● Task brief
Each line containing the word "Augustin" must be collected.

● Entries

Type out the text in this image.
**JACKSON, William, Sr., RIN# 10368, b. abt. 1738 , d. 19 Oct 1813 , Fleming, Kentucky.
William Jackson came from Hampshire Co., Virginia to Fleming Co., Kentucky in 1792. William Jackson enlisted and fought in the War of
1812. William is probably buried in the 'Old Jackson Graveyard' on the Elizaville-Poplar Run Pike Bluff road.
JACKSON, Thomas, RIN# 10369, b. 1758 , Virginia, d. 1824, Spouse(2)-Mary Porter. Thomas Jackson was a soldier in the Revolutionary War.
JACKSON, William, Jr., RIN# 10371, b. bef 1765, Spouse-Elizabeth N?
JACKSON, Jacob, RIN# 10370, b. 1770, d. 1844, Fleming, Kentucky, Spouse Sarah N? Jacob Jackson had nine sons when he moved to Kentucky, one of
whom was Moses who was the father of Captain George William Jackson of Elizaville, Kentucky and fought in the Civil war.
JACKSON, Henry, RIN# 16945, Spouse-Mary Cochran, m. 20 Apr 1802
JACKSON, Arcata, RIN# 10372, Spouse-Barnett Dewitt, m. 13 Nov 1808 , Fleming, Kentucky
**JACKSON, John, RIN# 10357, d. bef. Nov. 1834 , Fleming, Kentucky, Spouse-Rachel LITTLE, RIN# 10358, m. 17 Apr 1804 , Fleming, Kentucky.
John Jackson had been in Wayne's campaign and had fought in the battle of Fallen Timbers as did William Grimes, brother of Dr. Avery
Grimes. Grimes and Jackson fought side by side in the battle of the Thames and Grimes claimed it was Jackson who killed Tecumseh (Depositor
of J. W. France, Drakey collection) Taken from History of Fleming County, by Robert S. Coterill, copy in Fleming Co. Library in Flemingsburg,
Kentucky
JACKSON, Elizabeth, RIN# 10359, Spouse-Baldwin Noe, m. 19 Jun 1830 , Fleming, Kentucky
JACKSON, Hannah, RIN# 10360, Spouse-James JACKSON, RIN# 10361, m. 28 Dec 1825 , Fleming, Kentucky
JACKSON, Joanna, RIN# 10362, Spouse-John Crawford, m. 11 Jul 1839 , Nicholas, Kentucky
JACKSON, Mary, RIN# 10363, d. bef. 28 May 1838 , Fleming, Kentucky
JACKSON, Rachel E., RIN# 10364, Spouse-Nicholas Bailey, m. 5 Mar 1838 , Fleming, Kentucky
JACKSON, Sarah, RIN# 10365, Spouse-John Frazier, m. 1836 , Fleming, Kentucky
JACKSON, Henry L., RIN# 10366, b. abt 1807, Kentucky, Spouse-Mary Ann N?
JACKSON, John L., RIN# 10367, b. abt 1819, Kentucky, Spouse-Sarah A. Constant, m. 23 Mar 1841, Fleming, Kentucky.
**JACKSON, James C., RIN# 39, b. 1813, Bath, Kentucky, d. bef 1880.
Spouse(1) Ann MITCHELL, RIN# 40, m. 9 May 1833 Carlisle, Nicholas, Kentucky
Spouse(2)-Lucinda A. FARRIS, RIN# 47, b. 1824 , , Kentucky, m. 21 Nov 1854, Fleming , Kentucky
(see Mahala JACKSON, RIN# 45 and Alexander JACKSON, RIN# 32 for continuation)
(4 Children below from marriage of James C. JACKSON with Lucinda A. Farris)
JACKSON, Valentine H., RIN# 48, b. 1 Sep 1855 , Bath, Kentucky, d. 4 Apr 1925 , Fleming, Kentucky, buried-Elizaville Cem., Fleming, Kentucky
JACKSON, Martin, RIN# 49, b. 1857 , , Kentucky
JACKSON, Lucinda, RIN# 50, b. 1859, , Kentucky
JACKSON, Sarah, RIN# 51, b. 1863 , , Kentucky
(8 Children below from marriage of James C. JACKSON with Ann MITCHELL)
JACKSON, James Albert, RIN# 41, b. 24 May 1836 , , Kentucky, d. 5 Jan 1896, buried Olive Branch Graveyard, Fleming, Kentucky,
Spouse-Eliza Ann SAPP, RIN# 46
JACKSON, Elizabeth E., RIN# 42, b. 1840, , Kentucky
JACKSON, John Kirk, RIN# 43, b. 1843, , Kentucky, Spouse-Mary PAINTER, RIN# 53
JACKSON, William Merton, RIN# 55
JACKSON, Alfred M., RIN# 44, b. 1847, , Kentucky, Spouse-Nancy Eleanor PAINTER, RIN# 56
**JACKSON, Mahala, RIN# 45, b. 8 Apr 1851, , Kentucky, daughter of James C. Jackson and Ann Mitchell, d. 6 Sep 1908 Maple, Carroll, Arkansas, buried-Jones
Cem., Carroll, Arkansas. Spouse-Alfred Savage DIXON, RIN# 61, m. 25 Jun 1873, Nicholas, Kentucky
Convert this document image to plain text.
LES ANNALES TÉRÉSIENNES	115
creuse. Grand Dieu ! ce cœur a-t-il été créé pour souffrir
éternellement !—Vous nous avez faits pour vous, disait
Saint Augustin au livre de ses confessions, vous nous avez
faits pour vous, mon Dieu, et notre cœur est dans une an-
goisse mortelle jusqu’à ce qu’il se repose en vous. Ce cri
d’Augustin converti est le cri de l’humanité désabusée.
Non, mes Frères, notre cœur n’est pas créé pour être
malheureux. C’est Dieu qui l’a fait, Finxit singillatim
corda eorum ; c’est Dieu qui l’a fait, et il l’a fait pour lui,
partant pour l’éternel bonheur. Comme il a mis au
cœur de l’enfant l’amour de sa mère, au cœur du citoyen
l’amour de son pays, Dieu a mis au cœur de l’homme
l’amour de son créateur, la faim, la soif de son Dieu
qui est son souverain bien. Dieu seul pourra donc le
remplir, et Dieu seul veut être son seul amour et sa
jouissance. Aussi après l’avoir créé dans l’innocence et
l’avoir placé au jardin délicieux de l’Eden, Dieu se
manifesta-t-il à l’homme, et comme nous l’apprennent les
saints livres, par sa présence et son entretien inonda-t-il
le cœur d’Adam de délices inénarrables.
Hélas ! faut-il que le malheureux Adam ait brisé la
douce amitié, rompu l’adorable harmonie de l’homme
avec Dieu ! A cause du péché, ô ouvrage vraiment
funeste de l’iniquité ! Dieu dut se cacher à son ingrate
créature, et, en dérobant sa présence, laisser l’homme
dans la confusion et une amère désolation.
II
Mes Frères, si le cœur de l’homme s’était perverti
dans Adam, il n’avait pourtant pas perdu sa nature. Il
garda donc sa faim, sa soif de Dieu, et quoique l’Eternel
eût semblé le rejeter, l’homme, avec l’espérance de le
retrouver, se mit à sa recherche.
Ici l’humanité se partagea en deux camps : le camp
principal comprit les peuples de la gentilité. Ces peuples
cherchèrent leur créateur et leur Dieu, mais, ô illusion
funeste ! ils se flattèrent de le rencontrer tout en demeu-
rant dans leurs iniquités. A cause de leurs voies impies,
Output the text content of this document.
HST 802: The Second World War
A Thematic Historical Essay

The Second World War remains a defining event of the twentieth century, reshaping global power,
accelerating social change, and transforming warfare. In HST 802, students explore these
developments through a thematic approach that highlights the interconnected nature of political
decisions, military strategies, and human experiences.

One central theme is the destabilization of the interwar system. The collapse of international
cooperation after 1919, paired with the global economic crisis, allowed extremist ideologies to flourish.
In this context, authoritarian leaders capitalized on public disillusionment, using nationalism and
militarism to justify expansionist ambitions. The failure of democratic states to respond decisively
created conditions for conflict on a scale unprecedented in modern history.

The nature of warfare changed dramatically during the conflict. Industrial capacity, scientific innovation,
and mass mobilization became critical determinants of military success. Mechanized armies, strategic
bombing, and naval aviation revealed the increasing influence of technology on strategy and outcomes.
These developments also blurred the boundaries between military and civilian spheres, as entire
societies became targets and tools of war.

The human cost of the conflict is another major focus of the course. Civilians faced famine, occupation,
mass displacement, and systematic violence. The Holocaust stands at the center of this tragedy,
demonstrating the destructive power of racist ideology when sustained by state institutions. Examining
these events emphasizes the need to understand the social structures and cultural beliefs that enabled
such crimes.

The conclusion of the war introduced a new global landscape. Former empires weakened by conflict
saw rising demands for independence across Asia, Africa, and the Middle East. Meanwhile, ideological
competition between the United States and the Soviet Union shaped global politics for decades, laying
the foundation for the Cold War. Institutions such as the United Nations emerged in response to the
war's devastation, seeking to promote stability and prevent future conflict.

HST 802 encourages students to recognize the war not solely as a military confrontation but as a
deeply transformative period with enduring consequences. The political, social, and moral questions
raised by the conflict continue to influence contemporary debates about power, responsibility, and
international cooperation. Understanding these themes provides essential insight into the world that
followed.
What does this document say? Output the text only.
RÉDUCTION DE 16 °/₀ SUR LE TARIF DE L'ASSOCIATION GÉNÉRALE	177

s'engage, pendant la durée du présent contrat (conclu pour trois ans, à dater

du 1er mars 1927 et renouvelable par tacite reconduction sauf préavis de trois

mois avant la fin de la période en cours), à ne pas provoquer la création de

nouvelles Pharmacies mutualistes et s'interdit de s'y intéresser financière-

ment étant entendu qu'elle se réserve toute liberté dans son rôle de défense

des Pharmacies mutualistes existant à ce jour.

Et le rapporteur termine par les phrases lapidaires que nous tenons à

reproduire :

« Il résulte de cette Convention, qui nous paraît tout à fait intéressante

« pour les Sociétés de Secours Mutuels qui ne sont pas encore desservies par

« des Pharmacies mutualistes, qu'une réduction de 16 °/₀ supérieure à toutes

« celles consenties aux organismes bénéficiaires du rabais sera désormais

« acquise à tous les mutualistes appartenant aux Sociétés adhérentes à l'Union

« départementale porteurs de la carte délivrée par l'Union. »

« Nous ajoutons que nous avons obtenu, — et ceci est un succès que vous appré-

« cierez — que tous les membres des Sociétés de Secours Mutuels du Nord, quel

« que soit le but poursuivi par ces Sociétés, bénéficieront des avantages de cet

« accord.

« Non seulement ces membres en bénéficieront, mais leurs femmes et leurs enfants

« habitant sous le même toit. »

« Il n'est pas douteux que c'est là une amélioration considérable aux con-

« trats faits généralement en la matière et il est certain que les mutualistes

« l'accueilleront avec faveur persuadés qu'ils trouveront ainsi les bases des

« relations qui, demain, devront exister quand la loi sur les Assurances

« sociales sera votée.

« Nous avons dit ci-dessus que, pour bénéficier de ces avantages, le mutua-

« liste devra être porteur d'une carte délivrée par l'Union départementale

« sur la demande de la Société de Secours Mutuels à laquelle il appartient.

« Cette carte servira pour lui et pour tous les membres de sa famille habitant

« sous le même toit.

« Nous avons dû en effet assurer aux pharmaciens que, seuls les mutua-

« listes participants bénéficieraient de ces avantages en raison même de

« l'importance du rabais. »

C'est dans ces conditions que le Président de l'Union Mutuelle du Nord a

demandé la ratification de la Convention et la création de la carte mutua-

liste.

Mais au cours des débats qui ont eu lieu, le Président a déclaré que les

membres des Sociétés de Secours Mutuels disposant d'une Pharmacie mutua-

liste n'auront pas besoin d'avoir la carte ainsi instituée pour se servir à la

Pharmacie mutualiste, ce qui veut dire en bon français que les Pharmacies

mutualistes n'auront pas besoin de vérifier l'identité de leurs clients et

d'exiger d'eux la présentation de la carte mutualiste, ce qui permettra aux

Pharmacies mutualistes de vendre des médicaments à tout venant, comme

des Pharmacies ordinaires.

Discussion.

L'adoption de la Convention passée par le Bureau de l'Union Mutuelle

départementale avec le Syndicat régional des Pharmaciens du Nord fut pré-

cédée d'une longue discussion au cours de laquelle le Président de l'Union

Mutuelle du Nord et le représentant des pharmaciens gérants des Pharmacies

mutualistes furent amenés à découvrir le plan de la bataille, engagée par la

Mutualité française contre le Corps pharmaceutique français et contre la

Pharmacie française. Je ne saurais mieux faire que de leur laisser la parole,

● Finished exercise
Saint Augustin au livre de ses confessions, vous nous avez
d’Augustin converti est le cri de l’humanité désabusée.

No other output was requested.